• **O QUE FAZER**
Retome a notícia sobre a proposta de Haddad de taxar os super-ricos a partir da última frase apresentada e dê continuidade a ela.

• **DOCUMENTO DE ORIGEM**

>>>>

Economia
Haddad: Taxação global dos super-ricos pode arrecadar até US$250 bilhões ao ano
Em evento do G-20 no Rio, o ministro Ministro da Fazenda propôs que bilionários contribuam com 2% de sua riqueza para enfrentar a fome e pobreza mundiais
O ministro da Fazenda, Fernando Haddad (PT), defendeu nesta quarta-feira a taxação dos super-ricos como uma das alternativas para levantar recursos destinados à ampliação de programas de combate à fome e à pobreza no mundo.
As declarações foram dadas na cerimônia de pré-lançamento da Aliança Global contra a Fome e Pobreza, no Rio de Janeiro.
“Se os bilionários pagassem o equivalente a 2% de sua riqueza em impostos, poderemos arrecadar de 200 a 250 bilhões de dólares por ano. Aproximadamente, cinco vezes o montante que os dez maiores bancos multilaterais dedicaram ao enfrentamento da fome e pobreza em 2022”, afirmou o ministro.
Mais adiante, Haddad afirmou ser “imperativa” uma mobilização para aumentar os recursos voltados ao enfrentamento da fome e pobreza, incluindo parcerias público-privadas e a busca por novos instrumentos de financiamento para o desenvolvimento.

<<<<

• **Registros extraídos de um conjunto de dados**
>>>>

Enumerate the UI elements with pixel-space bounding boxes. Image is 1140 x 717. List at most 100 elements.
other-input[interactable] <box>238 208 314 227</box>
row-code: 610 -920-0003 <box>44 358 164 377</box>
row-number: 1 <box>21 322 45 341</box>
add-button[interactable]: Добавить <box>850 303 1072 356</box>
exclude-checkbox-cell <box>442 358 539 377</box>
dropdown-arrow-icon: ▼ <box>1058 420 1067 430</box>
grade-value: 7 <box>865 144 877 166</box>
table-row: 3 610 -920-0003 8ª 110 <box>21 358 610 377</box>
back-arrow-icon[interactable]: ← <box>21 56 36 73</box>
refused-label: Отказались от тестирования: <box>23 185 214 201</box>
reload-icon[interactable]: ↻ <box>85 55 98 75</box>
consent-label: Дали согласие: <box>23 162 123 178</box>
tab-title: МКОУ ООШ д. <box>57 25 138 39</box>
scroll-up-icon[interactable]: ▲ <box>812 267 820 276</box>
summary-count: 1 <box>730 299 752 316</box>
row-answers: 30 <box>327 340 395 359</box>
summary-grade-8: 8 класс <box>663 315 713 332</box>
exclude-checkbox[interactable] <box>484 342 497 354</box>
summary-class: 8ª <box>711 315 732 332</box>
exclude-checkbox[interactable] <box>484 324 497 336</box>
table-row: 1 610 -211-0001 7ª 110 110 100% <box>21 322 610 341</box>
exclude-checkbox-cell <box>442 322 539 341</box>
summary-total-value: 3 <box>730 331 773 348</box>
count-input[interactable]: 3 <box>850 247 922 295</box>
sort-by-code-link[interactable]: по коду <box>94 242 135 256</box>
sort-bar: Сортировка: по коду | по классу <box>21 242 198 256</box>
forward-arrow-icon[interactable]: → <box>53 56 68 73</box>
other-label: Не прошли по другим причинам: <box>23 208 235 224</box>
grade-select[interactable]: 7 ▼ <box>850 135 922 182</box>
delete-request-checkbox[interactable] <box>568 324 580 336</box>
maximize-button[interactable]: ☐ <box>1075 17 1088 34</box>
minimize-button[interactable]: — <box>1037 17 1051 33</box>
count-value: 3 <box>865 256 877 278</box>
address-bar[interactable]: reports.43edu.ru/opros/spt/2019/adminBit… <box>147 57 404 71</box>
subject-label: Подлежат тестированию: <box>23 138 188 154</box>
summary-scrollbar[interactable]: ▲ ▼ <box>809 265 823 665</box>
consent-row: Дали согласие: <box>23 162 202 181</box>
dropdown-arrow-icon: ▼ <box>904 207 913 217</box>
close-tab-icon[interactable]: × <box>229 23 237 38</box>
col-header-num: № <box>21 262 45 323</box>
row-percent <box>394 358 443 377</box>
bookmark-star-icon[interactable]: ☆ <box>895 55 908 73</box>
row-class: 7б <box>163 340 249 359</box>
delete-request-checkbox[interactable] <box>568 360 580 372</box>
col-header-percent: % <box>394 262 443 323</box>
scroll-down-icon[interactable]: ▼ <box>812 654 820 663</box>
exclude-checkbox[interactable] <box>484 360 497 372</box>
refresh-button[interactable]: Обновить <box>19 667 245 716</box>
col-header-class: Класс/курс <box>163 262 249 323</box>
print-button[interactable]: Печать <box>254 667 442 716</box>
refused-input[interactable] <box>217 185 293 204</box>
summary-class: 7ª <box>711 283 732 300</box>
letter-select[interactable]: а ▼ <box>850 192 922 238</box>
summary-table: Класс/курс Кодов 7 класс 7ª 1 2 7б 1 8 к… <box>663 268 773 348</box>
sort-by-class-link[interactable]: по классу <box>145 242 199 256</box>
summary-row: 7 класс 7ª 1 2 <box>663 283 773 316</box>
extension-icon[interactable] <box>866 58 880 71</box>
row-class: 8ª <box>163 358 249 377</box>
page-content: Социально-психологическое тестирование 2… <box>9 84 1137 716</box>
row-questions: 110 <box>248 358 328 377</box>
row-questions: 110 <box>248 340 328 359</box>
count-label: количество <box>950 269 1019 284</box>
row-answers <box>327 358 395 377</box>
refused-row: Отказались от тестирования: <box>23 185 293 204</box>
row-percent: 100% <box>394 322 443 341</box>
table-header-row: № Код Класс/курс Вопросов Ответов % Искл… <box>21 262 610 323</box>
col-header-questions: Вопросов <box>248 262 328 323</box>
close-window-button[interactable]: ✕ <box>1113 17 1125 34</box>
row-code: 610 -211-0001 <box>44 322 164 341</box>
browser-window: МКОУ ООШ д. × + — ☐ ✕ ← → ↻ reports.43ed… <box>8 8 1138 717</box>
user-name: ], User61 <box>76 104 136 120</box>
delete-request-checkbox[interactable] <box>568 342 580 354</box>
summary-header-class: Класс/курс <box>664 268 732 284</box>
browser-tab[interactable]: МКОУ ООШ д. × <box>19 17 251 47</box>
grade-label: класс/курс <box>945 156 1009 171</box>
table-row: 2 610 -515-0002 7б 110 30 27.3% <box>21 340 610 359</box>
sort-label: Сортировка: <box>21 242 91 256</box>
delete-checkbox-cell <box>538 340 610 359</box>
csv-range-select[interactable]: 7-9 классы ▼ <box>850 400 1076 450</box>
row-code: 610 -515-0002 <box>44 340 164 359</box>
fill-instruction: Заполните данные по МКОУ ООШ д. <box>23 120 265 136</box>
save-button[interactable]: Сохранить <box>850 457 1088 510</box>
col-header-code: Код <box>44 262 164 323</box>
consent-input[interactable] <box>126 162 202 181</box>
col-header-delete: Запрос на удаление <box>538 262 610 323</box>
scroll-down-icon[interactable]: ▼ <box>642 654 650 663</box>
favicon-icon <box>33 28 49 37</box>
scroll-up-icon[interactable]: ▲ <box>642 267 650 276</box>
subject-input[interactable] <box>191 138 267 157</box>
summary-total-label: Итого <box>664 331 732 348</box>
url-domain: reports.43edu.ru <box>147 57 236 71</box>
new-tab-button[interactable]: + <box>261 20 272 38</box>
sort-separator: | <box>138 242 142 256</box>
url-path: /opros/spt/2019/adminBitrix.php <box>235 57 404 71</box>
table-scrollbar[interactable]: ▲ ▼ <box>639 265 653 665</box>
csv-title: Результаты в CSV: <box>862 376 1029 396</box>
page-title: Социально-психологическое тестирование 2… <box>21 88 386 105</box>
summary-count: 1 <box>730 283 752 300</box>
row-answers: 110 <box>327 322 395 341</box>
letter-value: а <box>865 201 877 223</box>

<<<<

• **RESPOSTA DA TAREFA**
Além disso, disse que a comunidade internacional tem todas as condições de garantir sobrevivência digna às pessoas – o que falta, segundo o ministro, é vontade política. “Ao redor do mundo, os super-ricos usam uma série de artifícios para evadir os sistemas tributários”, continuou Haddad.
A proposta de taxação das grandes fortunas é uma das prioridades da presidência brasileira no G-20.
Na terça-feira, a secretaria de Assuntos Internacionais da Fazenda informou à imprensa que houve avanço nas negociações para que a tributação dos super-ricos seja tema exclusivo de uma declaração dos ministros de finanças e presidentes de bancos centrais, a ser discutida e aprovada durante reunião nesta semana.